Pull every line holding the word "JSON" from the data below and copy it.

Dataset records on visual material
++++

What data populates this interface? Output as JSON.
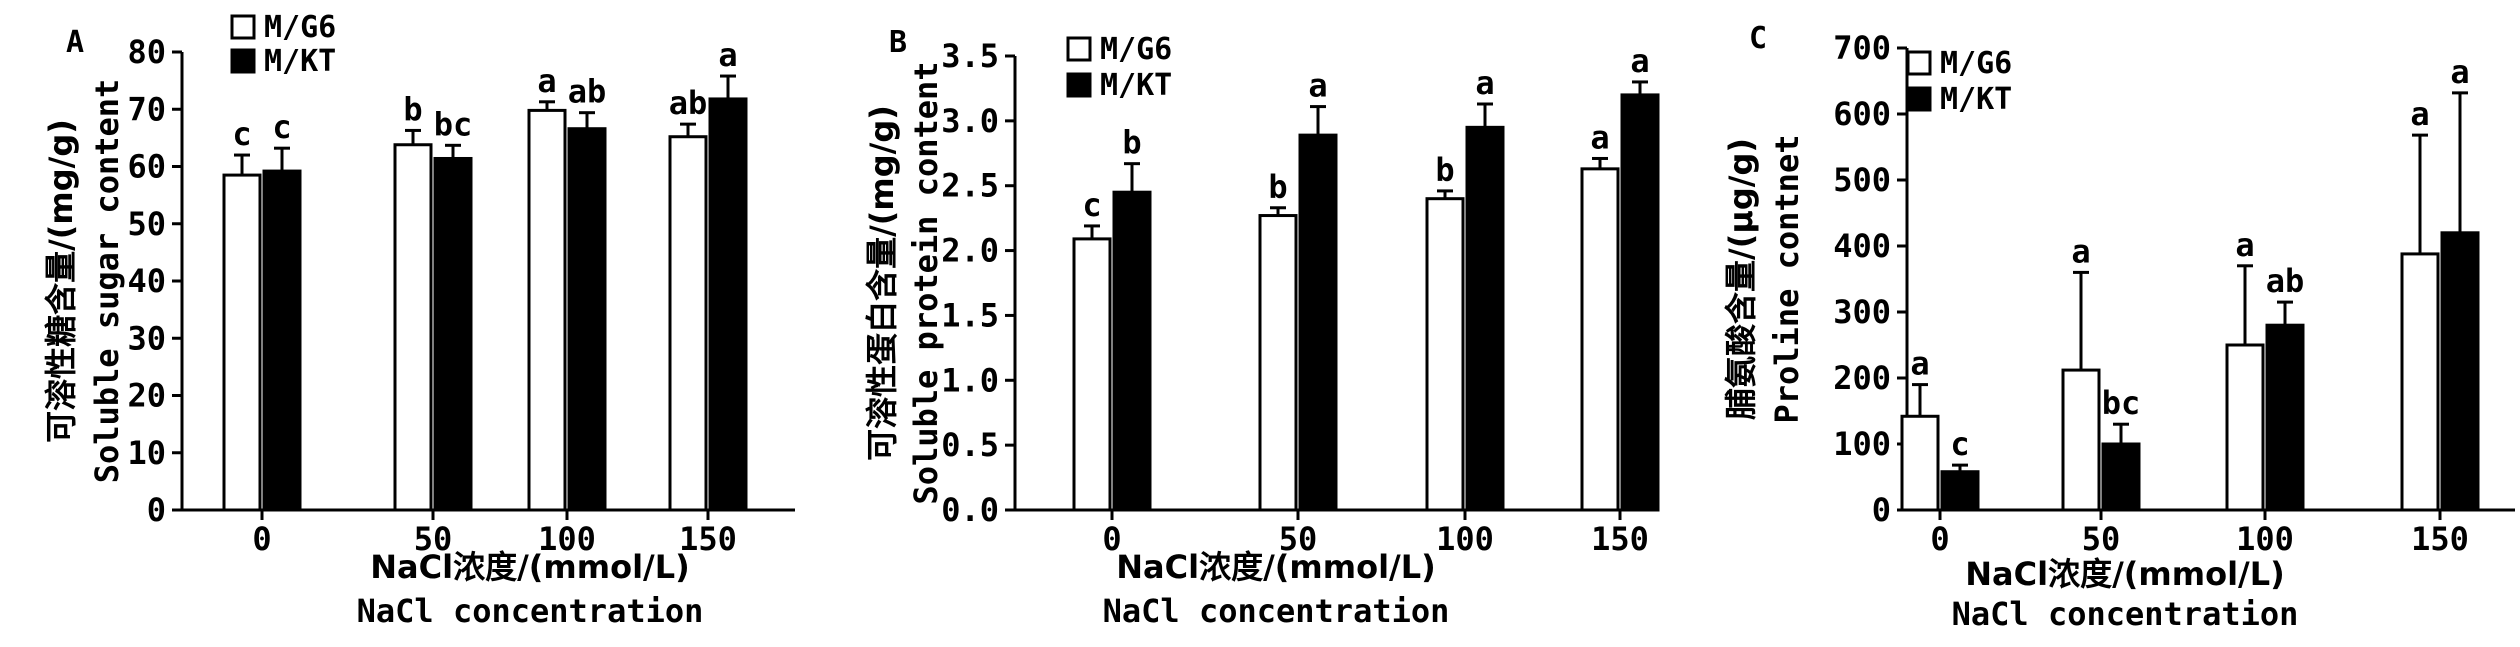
{
  "chart_data": [
    {
      "type": "bar",
      "panel_label": "A",
      "categories": [
        "0",
        "50",
        "100",
        "150"
      ],
      "series": [
        {
          "name": "M/G6",
          "fill": "#ffffff",
          "values": [
            58.5,
            63.8,
            69.8,
            65.2
          ],
          "errors": [
            3.5,
            2.5,
            1.5,
            2.2
          ],
          "letters": [
            "c",
            "b",
            "a",
            "ab"
          ]
        },
        {
          "name": "M/KT",
          "fill": "#000000",
          "values": [
            59.2,
            61.4,
            66.6,
            71.8
          ],
          "errors": [
            4.0,
            2.3,
            2.8,
            4.0
          ],
          "letters": [
            "c",
            "bc",
            "ab",
            "a"
          ]
        }
      ],
      "ylim": [
        0,
        80
      ],
      "yticks": [
        "0",
        "10",
        "20",
        "30",
        "40",
        "50",
        "60",
        "70",
        "80"
      ],
      "ylabel_cn": "可溶性糖含量/(mg/g)",
      "ylabel_en": "Soluble sugar content",
      "xlabel_cn": "NaCl浓度/(mmol/L)",
      "xlabel_en": "NaCl concentration"
    },
    {
      "type": "bar",
      "panel_label": "B",
      "categories": [
        "0",
        "50",
        "100",
        "150"
      ],
      "series": [
        {
          "name": "M/G6",
          "fill": "#ffffff",
          "values": [
            2.09,
            2.27,
            2.4,
            2.63
          ],
          "errors": [
            0.1,
            0.06,
            0.06,
            0.08
          ],
          "letters": [
            "c",
            "b",
            "b",
            "a"
          ]
        },
        {
          "name": "M/KT",
          "fill": "#000000",
          "values": [
            2.45,
            2.89,
            2.95,
            3.2
          ],
          "errors": [
            0.22,
            0.22,
            0.18,
            0.1
          ],
          "letters": [
            "b",
            "a",
            "a",
            "a"
          ]
        }
      ],
      "ylim": [
        0,
        3.5
      ],
      "yticks": [
        "0.0",
        "0.5",
        "1.0",
        "1.5",
        "2.0",
        "2.5",
        "3.0",
        "3.5"
      ],
      "ylabel_cn": "可溶性蛋白含量/(mg/g)",
      "ylabel_en": "Soluble protein content",
      "xlabel_cn": "NaCl浓度/(mmol/L)",
      "xlabel_en": "NaCl concentration"
    },
    {
      "type": "bar",
      "panel_label": "C",
      "categories": [
        "0",
        "50",
        "100",
        "150"
      ],
      "series": [
        {
          "name": "M/G6",
          "fill": "#ffffff",
          "values": [
            142,
            212,
            250,
            388
          ],
          "errors": [
            48,
            148,
            120,
            180
          ],
          "letters": [
            "a",
            "a",
            "a",
            "a"
          ]
        },
        {
          "name": "M/KT",
          "fill": "#000000",
          "values": [
            58,
            100,
            280,
            420
          ],
          "errors": [
            10,
            30,
            35,
            212
          ],
          "letters": [
            "c",
            "bc",
            "ab",
            "a"
          ]
        }
      ],
      "ylim": [
        0,
        700
      ],
      "yticks": [
        "0",
        "100",
        "200",
        "300",
        "400",
        "500",
        "600",
        "700"
      ],
      "ylabel_cn": "脯氨酸含量/(μg/g)",
      "ylabel_en": "Proline contnet",
      "xlabel_cn": "NaCl浓度/(mmol/L)",
      "xlabel_en": "NaCl concentration"
    }
  ]
}
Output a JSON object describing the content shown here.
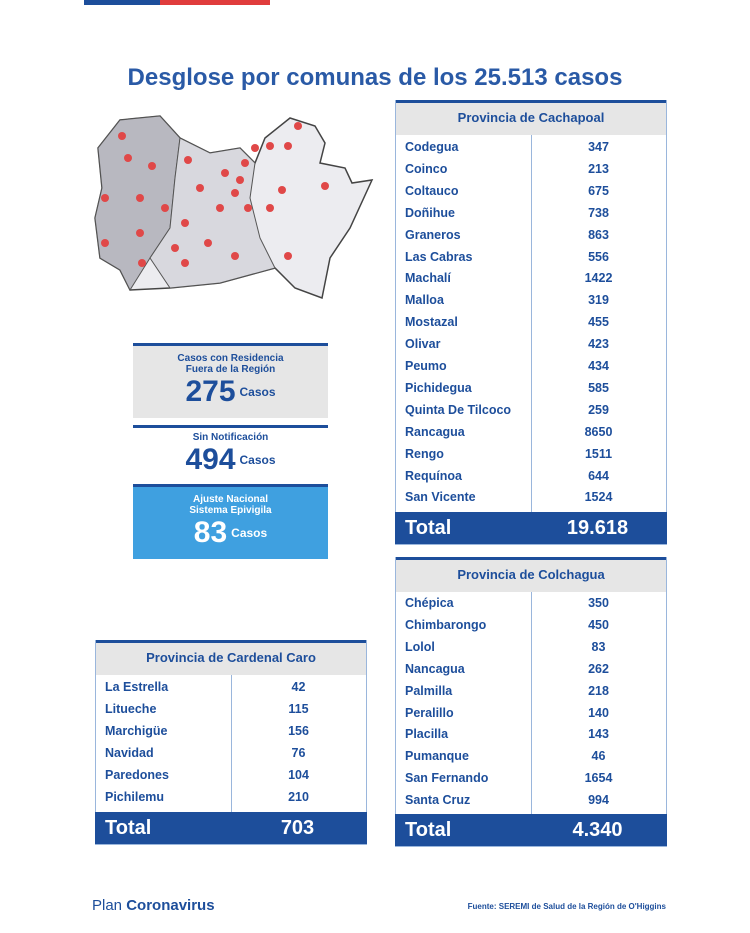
{
  "title": "Desglose por comunas de los 25.513 casos",
  "boxes": [
    {
      "label": "Casos con Residencia\nFuera de la Región",
      "number": "275",
      "unit": "Casos"
    },
    {
      "label": "Sin Notificación",
      "number": "494",
      "unit": "Casos"
    },
    {
      "label": "Ajuste Nacional\nSistema Epivigila",
      "number": "83",
      "unit": "Casos"
    }
  ],
  "tables": [
    {
      "title": "Provincia de Cachapoal",
      "rows": [
        [
          "Codegua",
          "347"
        ],
        [
          "Coinco",
          "213"
        ],
        [
          "Coltauco",
          "675"
        ],
        [
          "Doñihue",
          "738"
        ],
        [
          "Graneros",
          "863"
        ],
        [
          "Las Cabras",
          "556"
        ],
        [
          "Machalí",
          "1422"
        ],
        [
          "Malloa",
          "319"
        ],
        [
          "Mostazal",
          "455"
        ],
        [
          "Olivar",
          "423"
        ],
        [
          "Peumo",
          "434"
        ],
        [
          "Pichidegua",
          "585"
        ],
        [
          "Quinta De Tilcoco",
          "259"
        ],
        [
          "Rancagua",
          "8650"
        ],
        [
          "Rengo",
          "1511"
        ],
        [
          "Requínoa",
          "644"
        ],
        [
          "San Vicente",
          "1524"
        ]
      ],
      "total_label": "Total",
      "total": "19.618"
    },
    {
      "title": "Provincia de Colchagua",
      "rows": [
        [
          "Chépica",
          "350"
        ],
        [
          "Chimbarongo",
          "450"
        ],
        [
          "Lolol",
          "83"
        ],
        [
          "Nancagua",
          "262"
        ],
        [
          "Palmilla",
          "218"
        ],
        [
          "Peralillo",
          "140"
        ],
        [
          "Placilla",
          "143"
        ],
        [
          "Pumanque",
          "46"
        ],
        [
          "San Fernando",
          "1654"
        ],
        [
          "Santa Cruz",
          "994"
        ]
      ],
      "total_label": "Total",
      "total": "4.340"
    },
    {
      "title": "Provincia de Cardenal Caro",
      "rows": [
        [
          "La Estrella",
          "42"
        ],
        [
          "Litueche",
          "115"
        ],
        [
          "Marchigüe",
          "156"
        ],
        [
          "Navidad",
          "76"
        ],
        [
          "Paredones",
          "104"
        ],
        [
          "Pichilemu",
          "210"
        ]
      ],
      "total_label": "Total",
      "total": "703"
    }
  ],
  "footer": {
    "plan": "Plan",
    "brand": "Coronavirus",
    "source": "Fuente: SEREMI de Salud de la Región de O'Higgins"
  }
}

++++

*Output of the exercise*:
What data populates this interface? Output as JSON.
Output a JSON object describing the content shown here.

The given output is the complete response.